▶ _DATASET ENTRIES_
··········

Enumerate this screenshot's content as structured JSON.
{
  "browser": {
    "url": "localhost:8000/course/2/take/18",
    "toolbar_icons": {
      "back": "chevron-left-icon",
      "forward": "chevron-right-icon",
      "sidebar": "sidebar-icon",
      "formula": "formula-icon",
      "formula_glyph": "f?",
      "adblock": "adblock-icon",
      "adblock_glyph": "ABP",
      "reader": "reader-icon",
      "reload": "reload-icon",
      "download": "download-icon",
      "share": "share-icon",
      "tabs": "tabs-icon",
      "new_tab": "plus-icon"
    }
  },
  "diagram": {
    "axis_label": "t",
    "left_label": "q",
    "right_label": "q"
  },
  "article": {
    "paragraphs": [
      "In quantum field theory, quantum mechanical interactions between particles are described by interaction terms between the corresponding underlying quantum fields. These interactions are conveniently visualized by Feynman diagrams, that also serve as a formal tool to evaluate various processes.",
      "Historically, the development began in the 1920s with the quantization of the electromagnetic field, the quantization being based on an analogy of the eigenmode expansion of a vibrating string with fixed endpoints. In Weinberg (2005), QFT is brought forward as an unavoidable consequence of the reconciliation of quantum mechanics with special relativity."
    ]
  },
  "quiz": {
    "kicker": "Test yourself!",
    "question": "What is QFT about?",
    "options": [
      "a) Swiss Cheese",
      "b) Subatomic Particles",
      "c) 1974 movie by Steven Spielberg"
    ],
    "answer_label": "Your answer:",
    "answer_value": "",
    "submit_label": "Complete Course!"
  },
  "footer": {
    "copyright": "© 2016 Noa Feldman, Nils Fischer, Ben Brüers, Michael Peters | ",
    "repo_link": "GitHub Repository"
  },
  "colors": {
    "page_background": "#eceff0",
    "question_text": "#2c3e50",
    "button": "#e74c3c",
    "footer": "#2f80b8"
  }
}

··········

Transcribe each entry exactly.

▶ _SOLUTION FOR THIS TASK_
Enumerate this screenshot's content as structured JSON.
{
  "browser": {
    "url": "localhost:8000/course/2/take/18",
    "toolbar_icons": {
      "back": "chevron-left-icon",
      "forward": "chevron-right-icon",
      "sidebar": "sidebar-icon",
      "formula": "formula-icon",
      "formula_glyph": "f?",
      "adblock": "adblock-icon",
      "adblock_glyph": "ABP",
      "reader": "reader-icon",
      "reload": "reload-icon",
      "download": "download-icon",
      "share": "share-icon",
      "tabs": "tabs-icon",
      "new_tab": "plus-icon"
    }
  },
  "diagram": {
    "axis_label": "t",
    "left_label": "q",
    "right_label": "q"
  },
  "article": {
    "paragraphs": [
      "In quantum field theory, quantum mechanical interactions between particles are described by interaction terms between the corresponding underlying quantum fields. These interactions are conveniently visualized by Feynman diagrams, that also serve as a formal tool to evaluate various processes.",
      "Historically, the development began in the 1920s with the quantization of the electromagnetic field, the quantization being based on an analogy of the eigenmode expansion of a vibrating string with fixed endpoints. In Weinberg (2005), QFT is brought forward as an unavoidable consequence of the reconciliation of quantum mechanics with special relativity."
    ]
  },
  "quiz": {
    "kicker": "Test yourself!",
    "question": "What is QFT about?",
    "options": [
      "a) Swiss Cheese",
      "b) Subatomic Particles",
      "c) 1974 movie by Steven Spielberg"
    ],
    "answer_label": "Your answer:",
    "answer_value": "",
    "submit_label": "Complete Course!"
  },
  "footer": {
    "copyright": "© 2016 Noa Feldman, Nils Fischer, Ben Brüers, Michael Peters | ",
    "repo_link": "GitHub Repository"
  },
  "colors": {
    "page_background": "#eceff0",
    "question_text": "#2c3e50",
    "button": "#e74c3c",
    "footer": "#2f80b8"
  }
}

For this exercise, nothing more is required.